→ WORK TO COMPLETE
Repeat word for word the part of the listing below that runs from its first line through the line containing "triangle-sample xyxy=(482,215,504,225)", including both of those lines.

[TASK DATA start]

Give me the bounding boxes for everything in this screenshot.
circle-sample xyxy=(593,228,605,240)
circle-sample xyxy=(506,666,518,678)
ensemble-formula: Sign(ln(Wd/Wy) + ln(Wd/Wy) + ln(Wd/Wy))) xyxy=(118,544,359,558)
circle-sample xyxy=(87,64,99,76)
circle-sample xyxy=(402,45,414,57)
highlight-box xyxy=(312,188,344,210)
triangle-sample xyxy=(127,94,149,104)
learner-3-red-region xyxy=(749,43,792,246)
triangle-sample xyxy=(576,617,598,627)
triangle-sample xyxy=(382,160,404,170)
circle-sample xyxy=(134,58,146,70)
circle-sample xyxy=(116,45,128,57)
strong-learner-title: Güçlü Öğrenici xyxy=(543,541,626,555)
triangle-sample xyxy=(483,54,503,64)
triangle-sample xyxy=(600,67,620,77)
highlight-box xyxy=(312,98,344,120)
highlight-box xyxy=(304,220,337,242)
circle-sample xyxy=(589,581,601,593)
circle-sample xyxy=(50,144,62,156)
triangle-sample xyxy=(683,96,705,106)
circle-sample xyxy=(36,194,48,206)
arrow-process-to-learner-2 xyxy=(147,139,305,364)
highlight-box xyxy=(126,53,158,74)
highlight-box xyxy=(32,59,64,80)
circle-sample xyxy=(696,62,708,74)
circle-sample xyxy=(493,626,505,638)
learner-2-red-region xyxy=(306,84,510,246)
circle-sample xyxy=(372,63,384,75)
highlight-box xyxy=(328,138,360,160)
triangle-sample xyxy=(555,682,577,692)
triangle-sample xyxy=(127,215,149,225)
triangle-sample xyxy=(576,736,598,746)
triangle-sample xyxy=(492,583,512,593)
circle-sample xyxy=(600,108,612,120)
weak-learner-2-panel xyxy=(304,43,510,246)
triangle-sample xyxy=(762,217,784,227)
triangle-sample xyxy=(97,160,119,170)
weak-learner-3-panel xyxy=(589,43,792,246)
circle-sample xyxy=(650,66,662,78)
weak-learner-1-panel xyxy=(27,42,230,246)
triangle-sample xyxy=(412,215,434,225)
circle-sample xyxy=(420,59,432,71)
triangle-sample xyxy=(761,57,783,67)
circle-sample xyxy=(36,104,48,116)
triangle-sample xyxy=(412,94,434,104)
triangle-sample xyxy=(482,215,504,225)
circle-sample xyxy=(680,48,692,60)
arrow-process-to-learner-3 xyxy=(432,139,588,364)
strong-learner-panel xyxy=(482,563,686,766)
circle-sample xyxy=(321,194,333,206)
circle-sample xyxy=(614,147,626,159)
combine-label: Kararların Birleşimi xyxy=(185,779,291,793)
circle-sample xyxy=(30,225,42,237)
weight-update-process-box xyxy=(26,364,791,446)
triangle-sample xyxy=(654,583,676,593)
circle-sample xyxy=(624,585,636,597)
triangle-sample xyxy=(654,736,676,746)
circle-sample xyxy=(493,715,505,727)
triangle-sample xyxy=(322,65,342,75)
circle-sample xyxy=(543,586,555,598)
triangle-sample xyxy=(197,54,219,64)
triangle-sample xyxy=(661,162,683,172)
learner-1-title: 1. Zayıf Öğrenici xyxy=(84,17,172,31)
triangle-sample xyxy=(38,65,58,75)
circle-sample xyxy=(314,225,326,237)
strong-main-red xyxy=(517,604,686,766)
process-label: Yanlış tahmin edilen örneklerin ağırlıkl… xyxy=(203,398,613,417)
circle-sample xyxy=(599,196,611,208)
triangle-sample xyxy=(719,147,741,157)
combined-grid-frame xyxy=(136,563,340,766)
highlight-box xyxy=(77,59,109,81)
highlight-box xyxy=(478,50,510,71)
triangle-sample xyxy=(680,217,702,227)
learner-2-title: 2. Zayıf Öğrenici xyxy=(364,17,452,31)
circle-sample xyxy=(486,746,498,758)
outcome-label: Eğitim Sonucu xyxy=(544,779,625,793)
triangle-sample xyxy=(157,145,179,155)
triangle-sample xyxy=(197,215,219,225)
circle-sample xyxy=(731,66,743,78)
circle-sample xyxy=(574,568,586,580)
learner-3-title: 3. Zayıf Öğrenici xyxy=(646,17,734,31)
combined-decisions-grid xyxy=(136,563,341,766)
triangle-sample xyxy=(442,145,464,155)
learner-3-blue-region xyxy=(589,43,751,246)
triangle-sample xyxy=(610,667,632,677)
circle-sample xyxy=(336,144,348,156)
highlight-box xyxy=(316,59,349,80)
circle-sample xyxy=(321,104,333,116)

[TASK DATA end]

→ RESULT OF THIS TASK
Give me the bounding boxes for everything in this screenshot.
circle-sample xyxy=(593,228,605,240)
circle-sample xyxy=(506,666,518,678)
ensemble-formula: Sign(ln(Wd/Wy) + ln(Wd/Wy) + ln(Wd/Wy))) xyxy=(118,544,359,558)
circle-sample xyxy=(87,64,99,76)
circle-sample xyxy=(402,45,414,57)
highlight-box xyxy=(312,188,344,210)
triangle-sample xyxy=(127,94,149,104)
learner-3-red-region xyxy=(749,43,792,246)
triangle-sample xyxy=(576,617,598,627)
triangle-sample xyxy=(382,160,404,170)
circle-sample xyxy=(134,58,146,70)
circle-sample xyxy=(116,45,128,57)
strong-learner-title: Güçlü Öğrenici xyxy=(543,541,626,555)
triangle-sample xyxy=(483,54,503,64)
triangle-sample xyxy=(600,67,620,77)
highlight-box xyxy=(312,98,344,120)
highlight-box xyxy=(304,220,337,242)
circle-sample xyxy=(589,581,601,593)
circle-sample xyxy=(50,144,62,156)
triangle-sample xyxy=(683,96,705,106)
circle-sample xyxy=(36,194,48,206)
arrow-process-to-learner-2 xyxy=(147,139,305,364)
highlight-box xyxy=(126,53,158,74)
highlight-box xyxy=(32,59,64,80)
circle-sample xyxy=(696,62,708,74)
circle-sample xyxy=(493,626,505,638)
learner-2-red-region xyxy=(306,84,510,246)
circle-sample xyxy=(372,63,384,75)
highlight-box xyxy=(328,138,360,160)
triangle-sample xyxy=(555,682,577,692)
triangle-sample xyxy=(127,215,149,225)
triangle-sample xyxy=(576,736,598,746)
triangle-sample xyxy=(492,583,512,593)
circle-sample xyxy=(600,108,612,120)
weak-learner-2-panel xyxy=(304,43,510,246)
triangle-sample xyxy=(762,217,784,227)
triangle-sample xyxy=(97,160,119,170)
weak-learner-3-panel xyxy=(589,43,792,246)
circle-sample xyxy=(650,66,662,78)
weak-learner-1-panel xyxy=(27,42,230,246)
triangle-sample xyxy=(412,215,434,225)
circle-sample xyxy=(420,59,432,71)
triangle-sample xyxy=(761,57,783,67)
circle-sample xyxy=(36,104,48,116)
triangle-sample xyxy=(412,94,434,104)
triangle-sample xyxy=(482,215,504,225)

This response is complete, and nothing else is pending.